_What you should do:_
Search the listing below for the word "montada" and copy each line that holds it.

_Entries:_
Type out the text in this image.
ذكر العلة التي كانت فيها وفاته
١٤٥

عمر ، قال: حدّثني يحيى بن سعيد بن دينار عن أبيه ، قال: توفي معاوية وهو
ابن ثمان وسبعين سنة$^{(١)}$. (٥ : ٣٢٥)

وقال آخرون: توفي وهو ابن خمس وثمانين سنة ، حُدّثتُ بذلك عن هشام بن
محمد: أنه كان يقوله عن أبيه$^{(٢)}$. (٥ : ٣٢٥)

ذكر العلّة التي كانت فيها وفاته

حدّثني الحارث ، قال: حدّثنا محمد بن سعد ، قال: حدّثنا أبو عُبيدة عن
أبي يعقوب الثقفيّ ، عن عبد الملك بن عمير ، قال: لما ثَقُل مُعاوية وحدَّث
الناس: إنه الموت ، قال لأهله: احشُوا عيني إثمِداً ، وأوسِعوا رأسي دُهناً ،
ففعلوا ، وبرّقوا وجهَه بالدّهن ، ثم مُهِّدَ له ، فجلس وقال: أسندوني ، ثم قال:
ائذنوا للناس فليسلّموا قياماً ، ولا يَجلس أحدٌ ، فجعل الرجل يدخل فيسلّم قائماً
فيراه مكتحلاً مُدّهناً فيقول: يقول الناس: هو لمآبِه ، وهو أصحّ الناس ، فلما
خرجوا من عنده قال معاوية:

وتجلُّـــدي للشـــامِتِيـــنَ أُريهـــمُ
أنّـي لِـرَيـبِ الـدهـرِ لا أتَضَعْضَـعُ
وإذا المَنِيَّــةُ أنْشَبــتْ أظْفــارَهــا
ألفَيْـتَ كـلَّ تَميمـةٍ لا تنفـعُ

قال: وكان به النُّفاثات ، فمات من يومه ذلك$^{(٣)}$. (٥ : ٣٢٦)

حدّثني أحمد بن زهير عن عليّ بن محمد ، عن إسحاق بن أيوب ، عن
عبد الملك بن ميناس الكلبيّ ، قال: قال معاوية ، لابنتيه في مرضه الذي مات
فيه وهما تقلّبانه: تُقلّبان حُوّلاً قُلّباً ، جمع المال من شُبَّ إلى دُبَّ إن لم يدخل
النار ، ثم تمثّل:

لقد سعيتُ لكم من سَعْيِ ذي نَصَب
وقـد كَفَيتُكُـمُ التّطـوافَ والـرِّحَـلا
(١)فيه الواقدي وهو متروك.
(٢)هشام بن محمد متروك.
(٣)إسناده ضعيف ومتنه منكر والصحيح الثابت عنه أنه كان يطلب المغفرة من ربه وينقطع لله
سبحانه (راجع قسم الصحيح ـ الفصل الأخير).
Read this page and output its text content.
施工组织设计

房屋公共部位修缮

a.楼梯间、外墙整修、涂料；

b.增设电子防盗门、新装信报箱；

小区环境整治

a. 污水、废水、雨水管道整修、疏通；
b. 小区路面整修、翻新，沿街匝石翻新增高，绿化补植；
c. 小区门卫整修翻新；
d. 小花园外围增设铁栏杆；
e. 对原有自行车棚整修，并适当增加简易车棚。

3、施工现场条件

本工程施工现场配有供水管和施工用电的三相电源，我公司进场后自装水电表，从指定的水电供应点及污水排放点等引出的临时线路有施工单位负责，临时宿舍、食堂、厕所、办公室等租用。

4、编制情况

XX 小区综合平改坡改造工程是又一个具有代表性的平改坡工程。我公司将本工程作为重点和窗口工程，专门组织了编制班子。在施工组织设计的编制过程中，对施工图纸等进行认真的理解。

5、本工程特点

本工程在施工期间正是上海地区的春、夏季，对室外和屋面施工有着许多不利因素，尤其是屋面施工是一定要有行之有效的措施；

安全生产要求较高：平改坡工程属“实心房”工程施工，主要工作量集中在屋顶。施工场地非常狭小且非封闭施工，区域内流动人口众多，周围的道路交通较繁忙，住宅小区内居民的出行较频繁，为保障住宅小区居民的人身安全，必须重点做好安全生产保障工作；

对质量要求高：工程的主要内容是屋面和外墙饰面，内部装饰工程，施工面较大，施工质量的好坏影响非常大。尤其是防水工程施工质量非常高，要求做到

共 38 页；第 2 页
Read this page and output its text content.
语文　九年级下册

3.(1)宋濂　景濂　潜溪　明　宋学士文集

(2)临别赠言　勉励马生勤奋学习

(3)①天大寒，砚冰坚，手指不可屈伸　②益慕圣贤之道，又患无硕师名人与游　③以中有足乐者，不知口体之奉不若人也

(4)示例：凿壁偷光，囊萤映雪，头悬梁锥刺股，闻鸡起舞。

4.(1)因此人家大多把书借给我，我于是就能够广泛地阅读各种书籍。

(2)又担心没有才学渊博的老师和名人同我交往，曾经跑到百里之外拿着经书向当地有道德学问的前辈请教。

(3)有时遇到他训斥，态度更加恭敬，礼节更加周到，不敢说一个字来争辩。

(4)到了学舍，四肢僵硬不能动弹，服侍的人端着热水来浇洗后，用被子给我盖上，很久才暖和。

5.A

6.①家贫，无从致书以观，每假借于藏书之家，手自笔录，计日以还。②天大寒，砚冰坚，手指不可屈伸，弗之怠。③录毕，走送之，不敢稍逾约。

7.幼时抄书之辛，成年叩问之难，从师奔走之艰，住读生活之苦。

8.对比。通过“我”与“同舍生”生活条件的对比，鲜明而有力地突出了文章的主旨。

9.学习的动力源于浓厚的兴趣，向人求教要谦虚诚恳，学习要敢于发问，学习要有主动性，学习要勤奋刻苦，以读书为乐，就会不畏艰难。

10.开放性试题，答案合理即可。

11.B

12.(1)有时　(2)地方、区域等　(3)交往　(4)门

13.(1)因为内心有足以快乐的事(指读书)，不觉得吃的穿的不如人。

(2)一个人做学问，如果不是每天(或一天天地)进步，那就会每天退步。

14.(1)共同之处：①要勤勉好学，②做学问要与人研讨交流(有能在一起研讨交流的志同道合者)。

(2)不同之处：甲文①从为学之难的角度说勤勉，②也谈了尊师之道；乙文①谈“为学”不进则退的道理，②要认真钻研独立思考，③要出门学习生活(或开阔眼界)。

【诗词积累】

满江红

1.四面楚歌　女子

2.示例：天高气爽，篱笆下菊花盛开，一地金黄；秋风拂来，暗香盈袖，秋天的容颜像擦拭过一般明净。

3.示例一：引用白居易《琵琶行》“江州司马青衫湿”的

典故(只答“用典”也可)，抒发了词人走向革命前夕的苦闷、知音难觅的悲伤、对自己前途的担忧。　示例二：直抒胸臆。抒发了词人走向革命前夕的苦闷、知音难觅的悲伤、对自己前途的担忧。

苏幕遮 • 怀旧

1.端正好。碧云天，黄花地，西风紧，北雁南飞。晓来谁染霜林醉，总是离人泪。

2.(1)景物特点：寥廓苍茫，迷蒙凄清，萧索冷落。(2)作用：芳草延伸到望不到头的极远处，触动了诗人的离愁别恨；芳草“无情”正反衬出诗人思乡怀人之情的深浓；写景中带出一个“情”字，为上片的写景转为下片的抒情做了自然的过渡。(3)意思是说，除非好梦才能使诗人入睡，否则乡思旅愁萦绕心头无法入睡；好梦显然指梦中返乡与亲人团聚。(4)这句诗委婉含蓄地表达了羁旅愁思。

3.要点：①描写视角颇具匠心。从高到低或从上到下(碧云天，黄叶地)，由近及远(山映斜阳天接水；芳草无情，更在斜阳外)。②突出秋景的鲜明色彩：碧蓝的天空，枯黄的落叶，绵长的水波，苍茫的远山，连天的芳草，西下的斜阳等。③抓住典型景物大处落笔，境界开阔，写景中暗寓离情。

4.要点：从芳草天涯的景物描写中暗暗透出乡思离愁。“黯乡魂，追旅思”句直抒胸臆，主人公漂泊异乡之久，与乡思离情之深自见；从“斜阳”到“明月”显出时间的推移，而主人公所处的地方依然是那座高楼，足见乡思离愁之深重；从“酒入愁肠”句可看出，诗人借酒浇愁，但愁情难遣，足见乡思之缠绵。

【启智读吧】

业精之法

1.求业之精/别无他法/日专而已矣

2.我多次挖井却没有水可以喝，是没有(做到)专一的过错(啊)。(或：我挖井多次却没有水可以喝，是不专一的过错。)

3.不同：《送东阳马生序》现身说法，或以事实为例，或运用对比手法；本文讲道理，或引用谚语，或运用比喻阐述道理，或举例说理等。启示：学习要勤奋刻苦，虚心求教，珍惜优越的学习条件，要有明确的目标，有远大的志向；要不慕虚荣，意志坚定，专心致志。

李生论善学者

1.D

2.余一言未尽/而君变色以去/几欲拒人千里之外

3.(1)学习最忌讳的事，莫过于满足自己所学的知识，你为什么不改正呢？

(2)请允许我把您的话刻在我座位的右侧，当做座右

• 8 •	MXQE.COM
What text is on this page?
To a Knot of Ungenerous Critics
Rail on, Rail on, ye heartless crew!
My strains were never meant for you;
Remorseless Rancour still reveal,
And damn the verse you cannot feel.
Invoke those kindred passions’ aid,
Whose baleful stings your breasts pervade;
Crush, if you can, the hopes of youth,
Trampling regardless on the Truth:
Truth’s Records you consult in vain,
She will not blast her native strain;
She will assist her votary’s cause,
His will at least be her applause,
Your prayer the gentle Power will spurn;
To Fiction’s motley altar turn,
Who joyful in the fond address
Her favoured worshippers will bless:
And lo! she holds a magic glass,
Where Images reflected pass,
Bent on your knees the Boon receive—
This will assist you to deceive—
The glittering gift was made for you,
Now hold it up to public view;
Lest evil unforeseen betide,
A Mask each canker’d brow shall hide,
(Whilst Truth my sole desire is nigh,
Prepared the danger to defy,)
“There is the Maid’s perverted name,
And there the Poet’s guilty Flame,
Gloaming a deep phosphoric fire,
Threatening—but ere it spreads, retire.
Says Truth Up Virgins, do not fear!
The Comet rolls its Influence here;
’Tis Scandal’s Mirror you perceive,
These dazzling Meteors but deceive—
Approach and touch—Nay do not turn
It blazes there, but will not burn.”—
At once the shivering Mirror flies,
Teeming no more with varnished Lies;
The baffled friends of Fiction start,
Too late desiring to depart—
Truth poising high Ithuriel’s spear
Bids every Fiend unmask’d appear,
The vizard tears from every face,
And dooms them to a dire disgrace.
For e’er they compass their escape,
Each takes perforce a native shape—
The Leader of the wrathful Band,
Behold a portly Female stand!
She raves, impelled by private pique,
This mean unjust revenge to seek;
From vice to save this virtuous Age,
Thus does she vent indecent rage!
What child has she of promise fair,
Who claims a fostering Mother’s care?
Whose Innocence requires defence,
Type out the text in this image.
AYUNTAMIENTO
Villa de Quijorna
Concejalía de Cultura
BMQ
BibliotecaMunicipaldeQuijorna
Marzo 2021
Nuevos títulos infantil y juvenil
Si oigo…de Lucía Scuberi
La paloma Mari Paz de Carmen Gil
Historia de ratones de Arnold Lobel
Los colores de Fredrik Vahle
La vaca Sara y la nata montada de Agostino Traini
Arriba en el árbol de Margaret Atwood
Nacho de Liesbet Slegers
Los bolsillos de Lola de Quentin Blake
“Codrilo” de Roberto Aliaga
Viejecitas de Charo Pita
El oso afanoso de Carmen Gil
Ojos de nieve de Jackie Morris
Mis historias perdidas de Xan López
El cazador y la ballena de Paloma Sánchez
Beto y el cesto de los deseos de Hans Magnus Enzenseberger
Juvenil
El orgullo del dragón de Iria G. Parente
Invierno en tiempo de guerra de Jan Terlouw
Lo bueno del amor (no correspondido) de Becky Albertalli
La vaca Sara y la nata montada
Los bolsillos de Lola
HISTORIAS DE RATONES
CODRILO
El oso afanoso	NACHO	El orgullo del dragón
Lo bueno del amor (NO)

_Result below:_
La vaca Sara y la nata montada de Agostino Traini
La vaca Sara y la nata montada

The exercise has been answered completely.